» What is being asked: Review the lines that follow and copy each one that contains the word "their".

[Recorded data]
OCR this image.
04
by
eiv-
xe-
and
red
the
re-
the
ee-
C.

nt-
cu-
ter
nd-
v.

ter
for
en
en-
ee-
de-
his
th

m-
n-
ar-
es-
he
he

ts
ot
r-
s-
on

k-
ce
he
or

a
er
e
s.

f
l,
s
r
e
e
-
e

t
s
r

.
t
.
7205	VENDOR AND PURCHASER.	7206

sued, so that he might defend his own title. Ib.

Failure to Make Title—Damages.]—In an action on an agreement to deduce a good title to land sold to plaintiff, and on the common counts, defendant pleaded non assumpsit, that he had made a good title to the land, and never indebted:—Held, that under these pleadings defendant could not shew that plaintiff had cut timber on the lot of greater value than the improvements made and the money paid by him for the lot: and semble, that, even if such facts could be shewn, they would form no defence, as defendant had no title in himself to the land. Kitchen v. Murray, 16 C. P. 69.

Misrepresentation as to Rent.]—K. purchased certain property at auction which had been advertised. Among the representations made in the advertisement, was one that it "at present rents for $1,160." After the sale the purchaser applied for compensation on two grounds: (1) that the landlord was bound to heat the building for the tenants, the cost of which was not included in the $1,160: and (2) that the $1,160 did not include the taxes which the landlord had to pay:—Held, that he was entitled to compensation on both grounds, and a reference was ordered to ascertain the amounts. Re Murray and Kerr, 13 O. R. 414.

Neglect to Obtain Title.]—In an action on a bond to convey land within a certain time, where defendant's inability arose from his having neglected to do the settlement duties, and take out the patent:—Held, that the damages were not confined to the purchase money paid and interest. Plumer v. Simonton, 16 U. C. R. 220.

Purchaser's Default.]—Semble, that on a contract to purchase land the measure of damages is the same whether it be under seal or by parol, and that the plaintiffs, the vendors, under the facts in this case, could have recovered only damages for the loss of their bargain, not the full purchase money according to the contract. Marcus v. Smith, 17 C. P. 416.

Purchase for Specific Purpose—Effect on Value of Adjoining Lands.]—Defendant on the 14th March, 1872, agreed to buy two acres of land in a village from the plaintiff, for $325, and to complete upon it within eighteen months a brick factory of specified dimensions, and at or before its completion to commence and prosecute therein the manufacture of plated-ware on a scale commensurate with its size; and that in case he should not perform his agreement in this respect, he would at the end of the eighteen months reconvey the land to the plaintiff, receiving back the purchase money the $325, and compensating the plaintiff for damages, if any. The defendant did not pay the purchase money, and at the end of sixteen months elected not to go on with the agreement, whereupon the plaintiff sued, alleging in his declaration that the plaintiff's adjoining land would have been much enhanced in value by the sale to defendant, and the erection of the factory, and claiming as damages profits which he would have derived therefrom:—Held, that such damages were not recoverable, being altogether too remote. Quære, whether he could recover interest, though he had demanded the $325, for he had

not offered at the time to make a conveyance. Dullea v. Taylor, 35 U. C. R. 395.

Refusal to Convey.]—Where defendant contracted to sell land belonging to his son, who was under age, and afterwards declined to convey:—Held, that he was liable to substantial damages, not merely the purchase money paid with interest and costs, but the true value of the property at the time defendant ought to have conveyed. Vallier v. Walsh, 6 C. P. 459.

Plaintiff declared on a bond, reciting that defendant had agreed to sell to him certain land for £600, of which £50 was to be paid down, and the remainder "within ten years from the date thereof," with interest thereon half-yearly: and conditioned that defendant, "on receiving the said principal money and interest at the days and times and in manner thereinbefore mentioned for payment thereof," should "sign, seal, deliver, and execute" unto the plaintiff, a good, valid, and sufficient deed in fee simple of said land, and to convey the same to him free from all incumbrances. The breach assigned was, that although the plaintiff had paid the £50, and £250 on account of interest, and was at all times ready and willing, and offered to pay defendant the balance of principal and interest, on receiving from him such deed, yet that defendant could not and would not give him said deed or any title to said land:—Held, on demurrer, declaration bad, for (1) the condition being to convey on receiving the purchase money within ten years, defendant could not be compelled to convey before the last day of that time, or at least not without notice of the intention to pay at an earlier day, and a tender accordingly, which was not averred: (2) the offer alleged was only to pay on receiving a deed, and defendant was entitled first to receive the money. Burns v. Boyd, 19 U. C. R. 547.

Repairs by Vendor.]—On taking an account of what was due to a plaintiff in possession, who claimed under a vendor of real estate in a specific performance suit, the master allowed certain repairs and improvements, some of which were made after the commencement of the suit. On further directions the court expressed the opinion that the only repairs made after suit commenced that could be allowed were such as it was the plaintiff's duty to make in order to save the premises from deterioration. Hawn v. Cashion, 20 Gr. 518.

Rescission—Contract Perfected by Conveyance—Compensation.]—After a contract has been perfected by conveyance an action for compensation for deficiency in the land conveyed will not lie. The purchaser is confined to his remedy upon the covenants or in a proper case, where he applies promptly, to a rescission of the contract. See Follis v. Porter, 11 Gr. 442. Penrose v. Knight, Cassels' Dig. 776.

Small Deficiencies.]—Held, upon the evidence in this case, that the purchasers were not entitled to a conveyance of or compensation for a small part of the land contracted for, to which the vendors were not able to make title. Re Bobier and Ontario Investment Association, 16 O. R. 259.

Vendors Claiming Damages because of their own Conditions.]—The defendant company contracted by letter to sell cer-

» Answer for this exercise:
Purchaser's Default.]—Semble, that on a contract to purchase land the measure of damages is the same whether it be under seal or by parol, and that the plaintiffs, the vendors, under the facts in this case, could have recovered only damages for the loss of their bargain, not the full purchase money according to the contract. Marcus v. Smith, 17 C. P. 416.
Vendors Claiming Damages because of their own Conditions.]—The defendant company contracted by letter to sell cer-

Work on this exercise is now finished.